### Requirements:
Extract the whole listing as it stands. Do not include the pictures.
>>
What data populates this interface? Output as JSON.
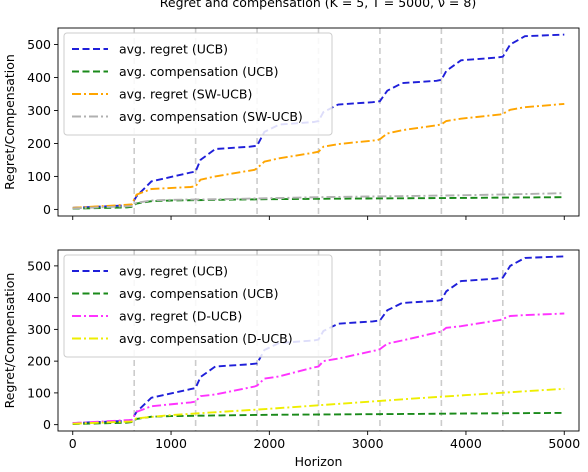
{
  "title": "Regret and compensation (K = 5, T = 5000, ν = 8)",
  "x_label": "Horizon",
  "colors": {
    "ucb_regret": "#1f1fd9",
    "compensation_green": "#1a8a1a",
    "sw_regret": "#ffa500",
    "sw_comp": "#b0b0b0",
    "d_regret": "#ff33ff",
    "d_comp": "#eeee00",
    "vline": "#cccccc"
  },
  "chart_data": [
    {
      "type": "line",
      "ylabel": "Regret/Compensation",
      "xlabel": "",
      "xlim": [
        -150,
        5150
      ],
      "ylim": [
        -20,
        550
      ],
      "x_ticks": [
        "0",
        "1000",
        "2000",
        "3000",
        "4000",
        "5000"
      ],
      "x_tick_values": [
        0,
        1000,
        2000,
        3000,
        4000,
        5000
      ],
      "y_ticks": [
        "0",
        "100",
        "200",
        "300",
        "400",
        "500"
      ],
      "y_tick_values": [
        0,
        100,
        200,
        300,
        400,
        500
      ],
      "show_x_tick_labels": false,
      "change_points": [
        625,
        1250,
        1875,
        2500,
        3125,
        3750,
        4375
      ],
      "legend_position": "top-left",
      "series": [
        {
          "name": "avg. regret (UCB)",
          "style": "dashed",
          "color_key": "ucb_regret",
          "x": [
            0,
            550,
            600,
            650,
            800,
            1200,
            1250,
            1300,
            1450,
            1800,
            1875,
            1950,
            2100,
            2450,
            2500,
            2550,
            2700,
            3050,
            3125,
            3200,
            3350,
            3700,
            3750,
            3800,
            3950,
            4300,
            4375,
            4450,
            4600,
            5000
          ],
          "y": [
            5,
            12,
            15,
            40,
            85,
            112,
            115,
            150,
            183,
            190,
            193,
            235,
            257,
            265,
            268,
            295,
            318,
            325,
            328,
            360,
            383,
            390,
            393,
            420,
            452,
            460,
            463,
            500,
            525,
            530
          ]
        },
        {
          "name": "avg. compensation (UCB)",
          "style": "dashed",
          "color_key": "compensation_green",
          "x": [
            0,
            550,
            600,
            650,
            800,
            1000,
            1500,
            2000,
            2500,
            3000,
            3500,
            4000,
            4500,
            5000
          ],
          "y": [
            2,
            6,
            8,
            18,
            25,
            27,
            29,
            31,
            32,
            33,
            34,
            35,
            36,
            37
          ]
        },
        {
          "name": "avg. regret (SW-UCB)",
          "style": "dashdot",
          "color_key": "sw_regret",
          "x": [
            0,
            600,
            650,
            800,
            1200,
            1250,
            1300,
            1450,
            1850,
            1875,
            1950,
            2100,
            2450,
            2500,
            2550,
            2700,
            3100,
            3125,
            3200,
            3350,
            3700,
            3750,
            3800,
            3950,
            4350,
            4375,
            4450,
            4600,
            5000
          ],
          "y": [
            5,
            15,
            45,
            62,
            68,
            70,
            90,
            100,
            120,
            125,
            145,
            155,
            172,
            175,
            190,
            198,
            210,
            213,
            230,
            240,
            255,
            258,
            268,
            275,
            288,
            290,
            302,
            310,
            320
          ]
        },
        {
          "name": "avg. compensation (SW-UCB)",
          "style": "dashdot",
          "color_key": "sw_comp",
          "x": [
            0,
            600,
            650,
            800,
            1000,
            1500,
            2000,
            2500,
            3000,
            3500,
            4000,
            4500,
            5000
          ],
          "y": [
            3,
            10,
            20,
            27,
            29,
            31,
            34,
            37,
            39,
            41,
            43,
            46,
            49
          ]
        }
      ]
    },
    {
      "type": "line",
      "ylabel": "Regret/Compensation",
      "xlabel": "Horizon",
      "xlim": [
        -150,
        5150
      ],
      "ylim": [
        -20,
        550
      ],
      "x_ticks": [
        "0",
        "1000",
        "2000",
        "3000",
        "4000",
        "5000"
      ],
      "x_tick_values": [
        0,
        1000,
        2000,
        3000,
        4000,
        5000
      ],
      "y_ticks": [
        "0",
        "100",
        "200",
        "300",
        "400",
        "500"
      ],
      "y_tick_values": [
        0,
        100,
        200,
        300,
        400,
        500
      ],
      "show_x_tick_labels": true,
      "change_points": [
        625,
        1250,
        1875,
        2500,
        3125,
        3750,
        4375
      ],
      "legend_position": "top-left",
      "series": [
        {
          "name": "avg. regret (UCB)",
          "style": "dashed",
          "color_key": "ucb_regret",
          "x": [
            0,
            550,
            600,
            650,
            800,
            1200,
            1250,
            1300,
            1450,
            1800,
            1875,
            1950,
            2100,
            2450,
            2500,
            2550,
            2700,
            3050,
            3125,
            3200,
            3350,
            3700,
            3750,
            3800,
            3950,
            4300,
            4375,
            4450,
            4600,
            5000
          ],
          "y": [
            5,
            12,
            15,
            40,
            85,
            112,
            115,
            150,
            183,
            190,
            193,
            235,
            257,
            265,
            268,
            295,
            318,
            325,
            328,
            360,
            383,
            390,
            393,
            420,
            452,
            460,
            463,
            500,
            525,
            530
          ]
        },
        {
          "name": "avg. compensation (UCB)",
          "style": "dashed",
          "color_key": "compensation_green",
          "x": [
            0,
            550,
            600,
            650,
            800,
            1000,
            1500,
            2000,
            2500,
            3000,
            3500,
            4000,
            4500,
            5000
          ],
          "y": [
            2,
            6,
            8,
            18,
            25,
            27,
            29,
            31,
            32,
            33,
            34,
            35,
            36,
            37
          ]
        },
        {
          "name": "avg. regret (D-UCB)",
          "style": "dashdot",
          "color_key": "d_regret",
          "x": [
            0,
            600,
            650,
            800,
            1200,
            1250,
            1300,
            1450,
            1850,
            1875,
            1950,
            2100,
            2450,
            2500,
            2550,
            2700,
            3100,
            3125,
            3200,
            3350,
            3700,
            3750,
            3800,
            3950,
            4350,
            4375,
            4450,
            4600,
            5000
          ],
          "y": [
            5,
            15,
            40,
            58,
            70,
            73,
            90,
            95,
            120,
            123,
            145,
            152,
            180,
            183,
            200,
            208,
            235,
            238,
            255,
            265,
            290,
            293,
            305,
            310,
            330,
            333,
            342,
            345,
            350
          ]
        },
        {
          "name": "avg. compensation (D-UCB)",
          "style": "dashdot",
          "color_key": "d_comp",
          "x": [
            0,
            600,
            650,
            1000,
            1500,
            2000,
            2500,
            3000,
            3500,
            4000,
            4500,
            5000
          ],
          "y": [
            3,
            10,
            20,
            30,
            40,
            50,
            61,
            72,
            83,
            93,
            103,
            113
          ]
        }
      ]
    }
  ]
}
<<
### Solution for this problem:
What data populates this interface? Output as JSON.
{
  "title": "Regret and compensation (K = 5, T = 5000, ν = 8)",
  "x_label": "Horizon",
  "colors": {
    "ucb_regret": "#1f1fd9",
    "compensation_green": "#1a8a1a",
    "sw_regret": "#ffa500",
    "sw_comp": "#b0b0b0",
    "d_regret": "#ff33ff",
    "d_comp": "#eeee00",
    "vline": "#cccccc"
  },
  "chart_data": [
    {
      "type": "line",
      "ylabel": "Regret/Compensation",
      "xlabel": "",
      "xlim": [
        -150,
        5150
      ],
      "ylim": [
        -20,
        550
      ],
      "x_ticks": [
        "0",
        "1000",
        "2000",
        "3000",
        "4000",
        "5000"
      ],
      "x_tick_values": [
        0,
        1000,
        2000,
        3000,
        4000,
        5000
      ],
      "y_ticks": [
        "0",
        "100",
        "200",
        "300",
        "400",
        "500"
      ],
      "y_tick_values": [
        0,
        100,
        200,
        300,
        400,
        500
      ],
      "show_x_tick_labels": false,
      "change_points": [
        625,
        1250,
        1875,
        2500,
        3125,
        3750,
        4375
      ],
      "legend_position": "top-left",
      "series": [
        {
          "name": "avg. regret (UCB)",
          "style": "dashed",
          "color_key": "ucb_regret",
          "x": [
            0,
            550,
            600,
            650,
            800,
            1200,
            1250,
            1300,
            1450,
            1800,
            1875,
            1950,
            2100,
            2450,
            2500,
            2550,
            2700,
            3050,
            3125,
            3200,
            3350,
            3700,
            3750,
            3800,
            3950,
            4300,
            4375,
            4450,
            4600,
            5000
          ],
          "y": [
            5,
            12,
            15,
            40,
            85,
            112,
            115,
            150,
            183,
            190,
            193,
            235,
            257,
            265,
            268,
            295,
            318,
            325,
            328,
            360,
            383,
            390,
            393,
            420,
            452,
            460,
            463,
            500,
            525,
            530
          ]
        },
        {
          "name": "avg. compensation (UCB)",
          "style": "dashed",
          "color_key": "compensation_green",
          "x": [
            0,
            550,
            600,
            650,
            800,
            1000,
            1500,
            2000,
            2500,
            3000,
            3500,
            4000,
            4500,
            5000
          ],
          "y": [
            2,
            6,
            8,
            18,
            25,
            27,
            29,
            31,
            32,
            33,
            34,
            35,
            36,
            37
          ]
        },
        {
          "name": "avg. regret (SW-UCB)",
          "style": "dashdot",
          "color_key": "sw_regret",
          "x": [
            0,
            600,
            650,
            800,
            1200,
            1250,
            1300,
            1450,
            1850,
            1875,
            1950,
            2100,
            2450,
            2500,
            2550,
            2700,
            3100,
            3125,
            3200,
            3350,
            3700,
            3750,
            3800,
            3950,
            4350,
            4375,
            4450,
            4600,
            5000
          ],
          "y": [
            5,
            15,
            45,
            62,
            68,
            70,
            90,
            100,
            120,
            125,
            145,
            155,
            172,
            175,
            190,
            198,
            210,
            213,
            230,
            240,
            255,
            258,
            268,
            275,
            288,
            290,
            302,
            310,
            320
          ]
        },
        {
          "name": "avg. compensation (SW-UCB)",
          "style": "dashdot",
          "color_key": "sw_comp",
          "x": [
            0,
            600,
            650,
            800,
            1000,
            1500,
            2000,
            2500,
            3000,
            3500,
            4000,
            4500,
            5000
          ],
          "y": [
            3,
            10,
            20,
            27,
            29,
            31,
            34,
            37,
            39,
            41,
            43,
            46,
            49
          ]
        }
      ]
    },
    {
      "type": "line",
      "ylabel": "Regret/Compensation",
      "xlabel": "Horizon",
      "xlim": [
        -150,
        5150
      ],
      "ylim": [
        -20,
        550
      ],
      "x_ticks": [
        "0",
        "1000",
        "2000",
        "3000",
        "4000",
        "5000"
      ],
      "x_tick_values": [
        0,
        1000,
        2000,
        3000,
        4000,
        5000
      ],
      "y_ticks": [
        "0",
        "100",
        "200",
        "300",
        "400",
        "500"
      ],
      "y_tick_values": [
        0,
        100,
        200,
        300,
        400,
        500
      ],
      "show_x_tick_labels": true,
      "change_points": [
        625,
        1250,
        1875,
        2500,
        3125,
        3750,
        4375
      ],
      "legend_position": "top-left",
      "series": [
        {
          "name": "avg. regret (UCB)",
          "style": "dashed",
          "color_key": "ucb_regret",
          "x": [
            0,
            550,
            600,
            650,
            800,
            1200,
            1250,
            1300,
            1450,
            1800,
            1875,
            1950,
            2100,
            2450,
            2500,
            2550,
            2700,
            3050,
            3125,
            3200,
            3350,
            3700,
            3750,
            3800,
            3950,
            4300,
            4375,
            4450,
            4600,
            5000
          ],
          "y": [
            5,
            12,
            15,
            40,
            85,
            112,
            115,
            150,
            183,
            190,
            193,
            235,
            257,
            265,
            268,
            295,
            318,
            325,
            328,
            360,
            383,
            390,
            393,
            420,
            452,
            460,
            463,
            500,
            525,
            530
          ]
        },
        {
          "name": "avg. compensation (UCB)",
          "style": "dashed",
          "color_key": "compensation_green",
          "x": [
            0,
            550,
            600,
            650,
            800,
            1000,
            1500,
            2000,
            2500,
            3000,
            3500,
            4000,
            4500,
            5000
          ],
          "y": [
            2,
            6,
            8,
            18,
            25,
            27,
            29,
            31,
            32,
            33,
            34,
            35,
            36,
            37
          ]
        },
        {
          "name": "avg. regret (D-UCB)",
          "style": "dashdot",
          "color_key": "d_regret",
          "x": [
            0,
            600,
            650,
            800,
            1200,
            1250,
            1300,
            1450,
            1850,
            1875,
            1950,
            2100,
            2450,
            2500,
            2550,
            2700,
            3100,
            3125,
            3200,
            3350,
            3700,
            3750,
            3800,
            3950,
            4350,
            4375,
            4450,
            4600,
            5000
          ],
          "y": [
            5,
            15,
            40,
            58,
            70,
            73,
            90,
            95,
            120,
            123,
            145,
            152,
            180,
            183,
            200,
            208,
            235,
            238,
            255,
            265,
            290,
            293,
            305,
            310,
            330,
            333,
            342,
            345,
            350
          ]
        },
        {
          "name": "avg. compensation (D-UCB)",
          "style": "dashdot",
          "color_key": "d_comp",
          "x": [
            0,
            600,
            650,
            1000,
            1500,
            2000,
            2500,
            3000,
            3500,
            4000,
            4500,
            5000
          ],
          "y": [
            3,
            10,
            20,
            30,
            40,
            50,
            61,
            72,
            83,
            93,
            103,
            113
          ]
        }
      ]
    }
  ]
}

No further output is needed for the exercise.